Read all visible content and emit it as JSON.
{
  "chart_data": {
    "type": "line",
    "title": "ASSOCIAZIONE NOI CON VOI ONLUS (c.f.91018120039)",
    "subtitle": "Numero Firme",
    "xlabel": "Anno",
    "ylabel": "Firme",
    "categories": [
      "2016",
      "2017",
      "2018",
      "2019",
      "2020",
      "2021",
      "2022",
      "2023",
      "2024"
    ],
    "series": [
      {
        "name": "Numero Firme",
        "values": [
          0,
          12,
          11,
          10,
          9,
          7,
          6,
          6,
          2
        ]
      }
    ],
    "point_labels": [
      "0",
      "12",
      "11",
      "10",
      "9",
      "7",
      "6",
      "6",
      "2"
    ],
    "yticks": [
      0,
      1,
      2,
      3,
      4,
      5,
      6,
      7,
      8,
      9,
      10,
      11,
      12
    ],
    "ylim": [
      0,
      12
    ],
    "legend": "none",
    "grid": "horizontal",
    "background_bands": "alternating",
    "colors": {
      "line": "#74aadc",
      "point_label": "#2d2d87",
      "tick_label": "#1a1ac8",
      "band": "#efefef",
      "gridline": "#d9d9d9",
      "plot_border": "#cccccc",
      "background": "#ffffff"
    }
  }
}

================

## [Given request]
Only lines that contain the word "Numero" are wanted; copy each of them.

## [Expected output]
    "subtitle": "Numero Firme",
        "name": "Numero Firme",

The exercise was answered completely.